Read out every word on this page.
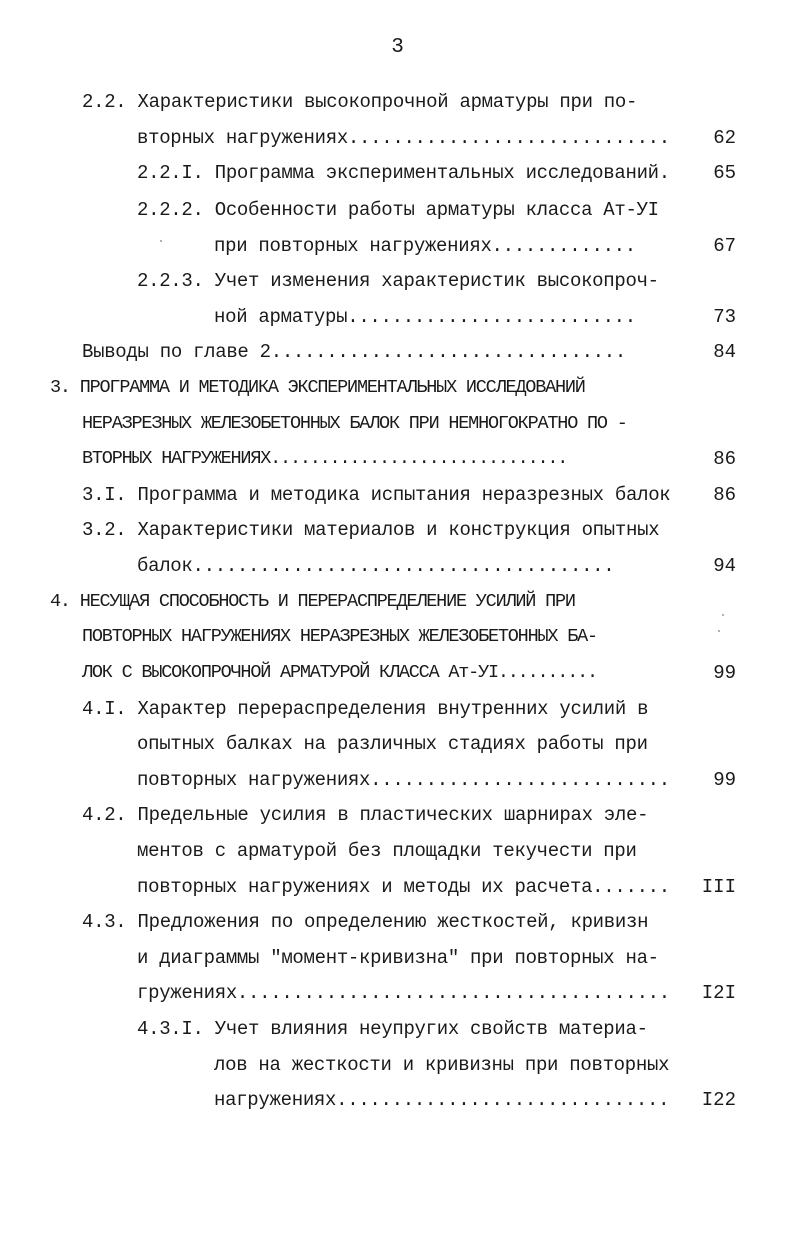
3
2.2. Характеристики высокопрочной арматуры при по-
вторных нагружениях.............................	62
2.2.I. Программа экспериментальных исследований.	65
2.2.2. Особенности работы арматуры класса Ат-УI
при повторных нагружениях.............	67
2.2.3. Учет изменения характеристик высокопроч-
ной арматуры..........................	73
Выводы по главе 2................................	84
3. ПРОГРАММА И МЕТОДИКА ЭКСПЕРИМЕНТАЛЬНЫХ ИССЛЕДОВАНИЙ
НЕРАЗРЕЗНЫХ ЖЕЛЕЗОБЕТОННЫХ БАЛОК ПРИ НЕМНОГОКРАТНО ПО -
ВТОРНЫХ НАГРУЖЕНИЯХ..............................	86
3.I. Программа и методика испытания неразрезных балок	86
3.2. Характеристики материалов и конструкция опытных
балок......................................	94
4. НЕСУЩАЯ СПОСОБНОСТЬ И ПЕРЕРАСПРЕДЕЛЕНИЕ УСИЛИЙ ПРИ
ПОВТОРНЫХ НАГРУЖЕНИЯХ НЕРАЗРЕЗНЫХ ЖЕЛЕЗОБЕТОННЫХ БА-
ЛОК С ВЫСОКОПРОЧНОЙ АРМАТУРОЙ КЛАССА Ат-УI..........	99
4.I. Характер перераспределения внутренних усилий в
опытных балках на различных стадиях работы при
повторных нагружениях...........................	99
4.2. Предельные усилия в пластических шарнирах эле-
ментов с арматурой без площадки текучести при
повторных нагружениях и методы их расчета.......	III
4.3. Предложения по определению жесткостей, кривизн
и диаграммы "момент-кривизна" при повторных на-
гружениях.......................................	I2I
4.3.I. Учет влияния неупругих свойств материа-
лов на жесткости и кривизны при повторных
нагружениях..............................	I22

■ What you have to do:
Pictures appear in the records above. Output everything except them, exactly.

■ The answer:
Read out every word on this page.
3
2.2. Характеристики высокопрочной арматуры при по-
вторных нагружениях.............................	62
2.2.I. Программа экспериментальных исследований.	65
2.2.2. Особенности работы арматуры класса Ат-УI
при повторных нагружениях.............	67
2.2.3. Учет изменения характеристик высокопроч-
ной арматуры..........................	73
Выводы по главе 2................................	84
3. ПРОГРАММА И МЕТОДИКА ЭКСПЕРИМЕНТАЛЬНЫХ ИССЛЕДОВАНИЙ
НЕРАЗРЕЗНЫХ ЖЕЛЕЗОБЕТОННЫХ БАЛОК ПРИ НЕМНОГОКРАТНО ПО -
ВТОРНЫХ НАГРУЖЕНИЯХ..............................	86
3.I. Программа и методика испытания неразрезных балок	86
3.2. Характеристики материалов и конструкция опытных
балок......................................	94
4. НЕСУЩАЯ СПОСОБНОСТЬ И ПЕРЕРАСПРЕДЕЛЕНИЕ УСИЛИЙ ПРИ
ПОВТОРНЫХ НАГРУЖЕНИЯХ НЕРАЗРЕЗНЫХ ЖЕЛЕЗОБЕТОННЫХ БА-
ЛОК С ВЫСОКОПРОЧНОЙ АРМАТУРОЙ КЛАССА Ат-УI..........	99
4.I. Характер перераспределения внутренних усилий в
опытных балках на различных стадиях работы при
повторных нагружениях...........................	99
4.2. Предельные усилия в пластических шарнирах эле-
ментов с арматурой без площадки текучести при
повторных нагружениях и методы их расчета.......	III
4.3. Предложения по определению жесткостей, кривизн
и диаграммы "момент-кривизна" при повторных на-
гружениях.......................................	I2I
4.3.I. Учет влияния неупругих свойств материа-
лов на жесткости и кривизны при повторных
нагружениях..............................	I22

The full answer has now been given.